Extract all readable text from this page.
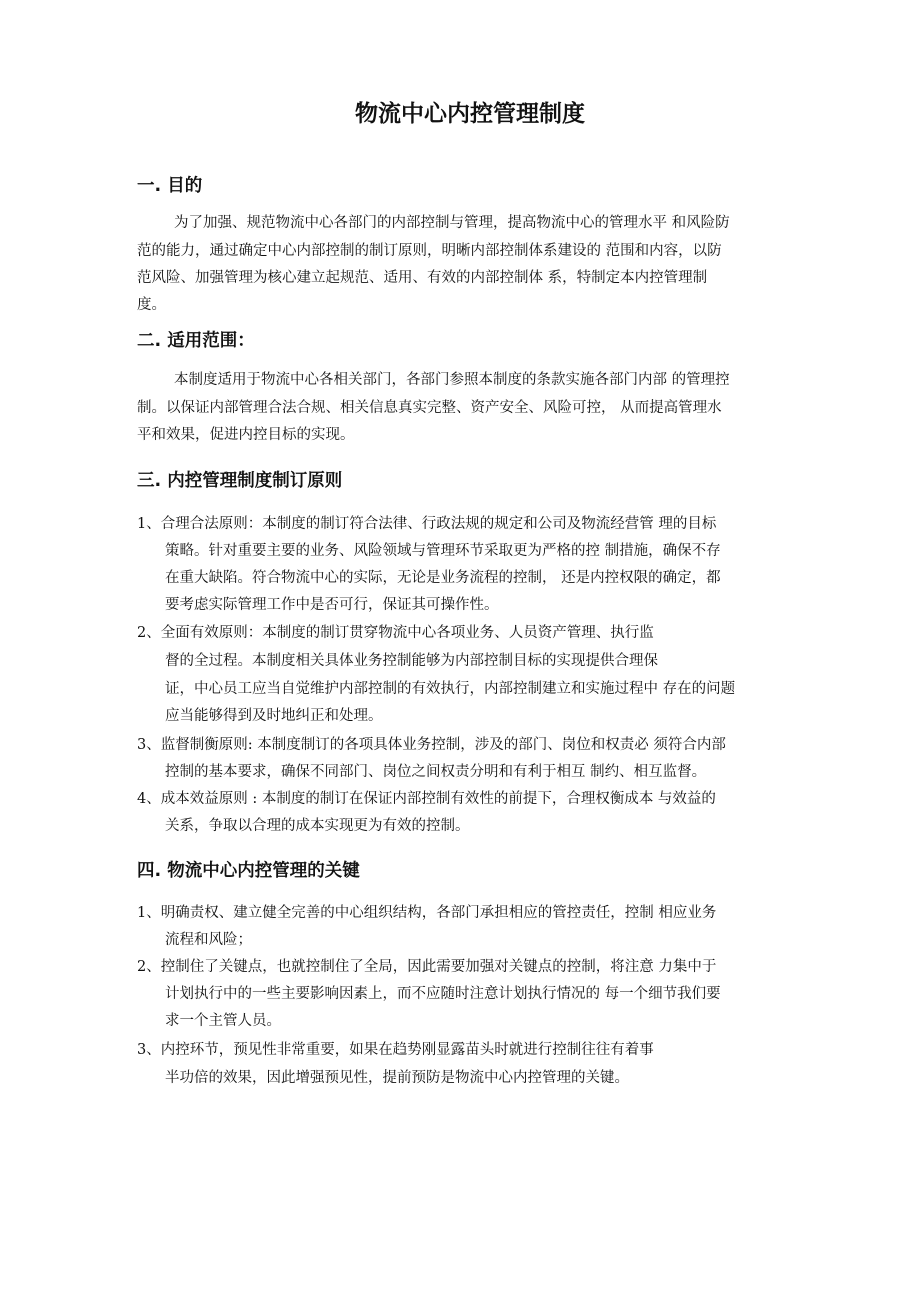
物流中心内控管理制度
一. 目的

为了加强、规范物流中心各部门的内部控制与管理，提高物流中心的管理水平 和风险防

范的能力，通过确定中心内部控制的制订原则，明晰内部控制体系建设的 范围和内容，以防

范风险、加强管理为核心建立起规范、适用、有效的内部控制体 系，特制定本内控管理制

度。

二. 适用范围：

本制度适用于物流中心各相关部门，各部门参照本制度的条款实施各部门内部 的管理控

制。以保证内部管理合法合规、相关信息真实完整、资产安全、风险可控， 从而提高管理水

平和效果，促进内控目标的实现。

三. 内控管理制度制订原则

1、合理合法原则：本制度的制订符合法律、行政法规的规定和公司及物流经营管 理的目标

策略。针对重要主要的业务、风险领域与管理环节采取更为严格的控 制措施，确保不存

在重大缺陷。符合物流中心的实际，无论是业务流程的控制， 还是内控权限的确定，都

要考虑实际管理工作中是否可行，保证其可操作性。

2、全面有效原则：本制度的制订贯穿物流中心各项业务、人员资产管理、执行监

督的全过程。本制度相关具体业务控制能够为内部控制目标的实现提供合理保

证，中心员工应当自觉维护内部控制的有效执行，内部控制建立和实施过程中 存在的问题

应当能够得到及时地纠正和处理。

3、监督制衡原则: 本制度制订的各项具体业务控制，涉及的部门、岗位和权责必 须符合内部

控制的基本要求，确保不同部门、岗位之间权责分明和有利于相互 制约、相互监督。

4、成本效益原则 : 本制度的制订在保证内部控制有效性的前提下，合理权衡成本 与效益的

关系，争取以合理的成本实现更为有效的控制。

四. 物流中心内控管理的关键

1、明确责权、建立健全完善的中心组织结构，各部门承担相应的管控责任，控制 相应业务

流程和风险；

2、控制住了关键点，也就控制住了全局，因此需要加强对关键点的控制，将注意 力集中于

计划执行中的一些主要影响因素上，而不应随时注意计划执行情况的 每一个细节我们要

求一个主管人员。

3、内控环节，预见性非常重要，如果在趋势刚显露苗头时就进行控制往往有着事

半功倍的效果，因此增强预见性，提前预防是物流中心内控管理的关键。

____________

• _Objective_
Write the entries above out in full, exactly, with no images.

• _Result_
Extract all readable text from this page.
物流中心内控管理制度
一. 目的

为了加强、规范物流中心各部门的内部控制与管理，提高物流中心的管理水平 和风险防

范的能力，通过确定中心内部控制的制订原则，明晰内部控制体系建设的 范围和内容，以防

范风险、加强管理为核心建立起规范、适用、有效的内部控制体 系，特制定本内控管理制

度。

二. 适用范围：

本制度适用于物流中心各相关部门，各部门参照本制度的条款实施各部门内部 的管理控

制。以保证内部管理合法合规、相关信息真实完整、资产安全、风险可控， 从而提高管理水

平和效果，促进内控目标的实现。

三. 内控管理制度制订原则

1、合理合法原则：本制度的制订符合法律、行政法规的规定和公司及物流经营管 理的目标

策略。针对重要主要的业务、风险领域与管理环节采取更为严格的控 制措施，确保不存

在重大缺陷。符合物流中心的实际，无论是业务流程的控制， 还是内控权限的确定，都

要考虑实际管理工作中是否可行，保证其可操作性。

2、全面有效原则：本制度的制订贯穿物流中心各项业务、人员资产管理、执行监

督的全过程。本制度相关具体业务控制能够为内部控制目标的实现提供合理保

证，中心员工应当自觉维护内部控制的有效执行，内部控制建立和实施过程中 存在的问题

应当能够得到及时地纠正和处理。

3、监督制衡原则: 本制度制订的各项具体业务控制，涉及的部门、岗位和权责必 须符合内部

控制的基本要求，确保不同部门、岗位之间权责分明和有利于相互 制约、相互监督。

4、成本效益原则 : 本制度的制订在保证内部控制有效性的前提下，合理权衡成本 与效益的

关系，争取以合理的成本实现更为有效的控制。

四. 物流中心内控管理的关键

1、明确责权、建立健全完善的中心组织结构，各部门承担相应的管控责任，控制 相应业务

流程和风险；

2、控制住了关键点，也就控制住了全局，因此需要加强对关键点的控制，将注意 力集中于

计划执行中的一些主要影响因素上，而不应随时注意计划执行情况的 每一个细节我们要

求一个主管人员。

3、内控环节，预见性非常重要，如果在趋势刚显露苗头时就进行控制往往有着事

半功倍的效果，因此增强预见性，提前预防是物流中心内控管理的关键。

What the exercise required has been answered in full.